Provided passage:
§

Ernest Friedman-Hill understands Java, JForum... and Elvish!

by a nameless elf

Time got tight for this edition of the journal, so we outsourced some interviewing work to a, well, a geek elf. Wouldn't you know it, Ernest Friedman-Hill understands Java... and Elvish! The elf asked Ernest about JavaRanch's move to JForum...

Elf: Aaye. Cormamin lindua ele lle.

Ernest: A star shall shine upon the hour of our meeting!

Elf: Yallume! Amin nowe UBB n'kelaya.

Ernest: By the sea and stars, I was as surprised as anybody to see UBB go. Although this was a team effort, some distinguished themselves in battle more than others. I am eternally grateful to those who did, and they who know who they are.

Elf: Mankoi lle uma tanya? Sut?


In Boulder where the server slept
in air-conditioned peace,
the tortured souls around me wept
At the UBBeast's increase.

In fetid puffs of Perl she'd purr,
In Perl we oft replied,
Enslaved, controlled, betrothed we were,
to this infernal bride.

§

Dataset extract:
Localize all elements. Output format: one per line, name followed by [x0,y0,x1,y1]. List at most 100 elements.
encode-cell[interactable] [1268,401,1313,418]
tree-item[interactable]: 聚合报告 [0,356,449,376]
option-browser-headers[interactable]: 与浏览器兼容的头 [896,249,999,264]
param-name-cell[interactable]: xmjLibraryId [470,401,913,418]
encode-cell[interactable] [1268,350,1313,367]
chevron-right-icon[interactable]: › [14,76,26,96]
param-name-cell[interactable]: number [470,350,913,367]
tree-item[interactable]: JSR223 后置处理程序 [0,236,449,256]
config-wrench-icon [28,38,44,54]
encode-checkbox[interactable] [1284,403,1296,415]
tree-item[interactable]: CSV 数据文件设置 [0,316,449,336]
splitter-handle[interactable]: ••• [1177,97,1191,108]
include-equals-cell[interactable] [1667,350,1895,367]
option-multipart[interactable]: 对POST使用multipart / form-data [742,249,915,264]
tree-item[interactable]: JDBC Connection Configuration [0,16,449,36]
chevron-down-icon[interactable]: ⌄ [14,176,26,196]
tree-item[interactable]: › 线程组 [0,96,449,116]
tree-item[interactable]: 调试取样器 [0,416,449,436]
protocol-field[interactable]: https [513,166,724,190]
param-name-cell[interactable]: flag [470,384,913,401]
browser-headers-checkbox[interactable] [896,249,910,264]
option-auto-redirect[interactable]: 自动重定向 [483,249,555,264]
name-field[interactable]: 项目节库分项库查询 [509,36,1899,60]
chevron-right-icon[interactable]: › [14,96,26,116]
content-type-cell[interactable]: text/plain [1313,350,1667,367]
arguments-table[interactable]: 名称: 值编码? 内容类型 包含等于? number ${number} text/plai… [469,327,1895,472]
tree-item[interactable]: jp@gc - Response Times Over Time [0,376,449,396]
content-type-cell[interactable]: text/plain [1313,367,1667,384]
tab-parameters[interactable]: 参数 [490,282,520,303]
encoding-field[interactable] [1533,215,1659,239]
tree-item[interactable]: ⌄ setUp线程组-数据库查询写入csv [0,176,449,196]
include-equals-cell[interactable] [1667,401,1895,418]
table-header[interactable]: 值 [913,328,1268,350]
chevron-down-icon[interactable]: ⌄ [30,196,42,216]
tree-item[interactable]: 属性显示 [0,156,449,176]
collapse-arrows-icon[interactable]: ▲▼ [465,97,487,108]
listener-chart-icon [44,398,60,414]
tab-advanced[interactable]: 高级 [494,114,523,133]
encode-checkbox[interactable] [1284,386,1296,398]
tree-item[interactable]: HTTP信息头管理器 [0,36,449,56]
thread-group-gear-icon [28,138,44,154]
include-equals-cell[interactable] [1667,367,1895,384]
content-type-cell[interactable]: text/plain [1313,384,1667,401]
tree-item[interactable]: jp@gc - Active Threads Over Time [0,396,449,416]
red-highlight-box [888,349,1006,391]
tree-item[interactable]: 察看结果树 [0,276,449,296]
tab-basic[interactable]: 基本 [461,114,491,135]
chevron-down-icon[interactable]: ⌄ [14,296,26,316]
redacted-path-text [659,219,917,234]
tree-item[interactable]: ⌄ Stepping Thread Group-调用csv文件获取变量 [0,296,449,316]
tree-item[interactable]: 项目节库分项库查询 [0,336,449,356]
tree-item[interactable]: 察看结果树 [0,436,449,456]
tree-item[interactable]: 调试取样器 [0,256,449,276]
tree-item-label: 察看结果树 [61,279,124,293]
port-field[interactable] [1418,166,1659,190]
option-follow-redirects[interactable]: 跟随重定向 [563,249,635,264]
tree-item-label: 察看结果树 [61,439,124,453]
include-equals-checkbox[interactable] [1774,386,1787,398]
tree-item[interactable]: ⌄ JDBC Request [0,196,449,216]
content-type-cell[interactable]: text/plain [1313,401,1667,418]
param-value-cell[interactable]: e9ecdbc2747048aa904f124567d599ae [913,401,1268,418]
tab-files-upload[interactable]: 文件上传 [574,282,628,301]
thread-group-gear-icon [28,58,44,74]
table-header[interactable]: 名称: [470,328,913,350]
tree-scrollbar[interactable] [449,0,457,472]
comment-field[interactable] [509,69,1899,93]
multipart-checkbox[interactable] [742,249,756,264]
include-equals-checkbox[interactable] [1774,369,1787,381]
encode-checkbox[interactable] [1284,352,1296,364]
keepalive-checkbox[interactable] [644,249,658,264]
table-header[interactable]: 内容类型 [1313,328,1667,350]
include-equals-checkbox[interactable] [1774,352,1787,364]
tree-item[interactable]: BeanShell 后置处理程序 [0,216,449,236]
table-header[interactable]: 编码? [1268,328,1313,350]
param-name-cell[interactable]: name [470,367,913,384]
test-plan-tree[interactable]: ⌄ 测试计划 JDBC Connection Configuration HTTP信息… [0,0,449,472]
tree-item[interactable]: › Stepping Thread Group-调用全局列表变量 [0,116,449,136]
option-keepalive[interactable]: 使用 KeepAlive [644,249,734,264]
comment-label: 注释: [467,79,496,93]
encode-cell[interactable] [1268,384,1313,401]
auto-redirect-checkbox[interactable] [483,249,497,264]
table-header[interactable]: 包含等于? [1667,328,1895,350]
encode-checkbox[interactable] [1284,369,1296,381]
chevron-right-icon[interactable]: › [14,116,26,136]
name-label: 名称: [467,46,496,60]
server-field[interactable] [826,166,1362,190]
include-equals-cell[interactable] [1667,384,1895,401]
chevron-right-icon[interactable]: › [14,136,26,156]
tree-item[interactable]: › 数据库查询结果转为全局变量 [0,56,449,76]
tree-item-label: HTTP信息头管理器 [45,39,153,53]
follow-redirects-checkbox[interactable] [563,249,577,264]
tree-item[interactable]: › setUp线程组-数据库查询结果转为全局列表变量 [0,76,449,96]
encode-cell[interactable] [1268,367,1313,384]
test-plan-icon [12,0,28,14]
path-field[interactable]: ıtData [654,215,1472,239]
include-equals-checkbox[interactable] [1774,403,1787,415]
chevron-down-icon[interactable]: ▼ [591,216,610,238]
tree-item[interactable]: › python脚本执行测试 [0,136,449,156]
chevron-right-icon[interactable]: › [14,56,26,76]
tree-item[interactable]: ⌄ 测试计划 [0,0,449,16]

§

Set of tasks:
1. In the interview piece, why did the journal outsource some of its interviewing work?
2. Return the part of the interview piece from "Ernest: By the" up to and including "this infernal bride.", reproduced word for word.
Answer using only the text.

Answer list:
1. Time got tight for this edition of the journal.

2.
Ernest: By the sea and stars, I was as surprised as anybody to see UBB go. Although this was a team effort, some distinguished themselves in battle more than others. I am eternally grateful to those who did, and they who know who they are.

Elf: Mankoi lle uma tanya? Sut?


In Boulder where the server slept
in air-conditioned peace,
the tortured souls around me wept
At the UBBeast's increase.

In fetid puffs of Perl she'd purr,
In Perl we oft replied,
Enslaved, controlled, betrothed we were,
to this infernal bride.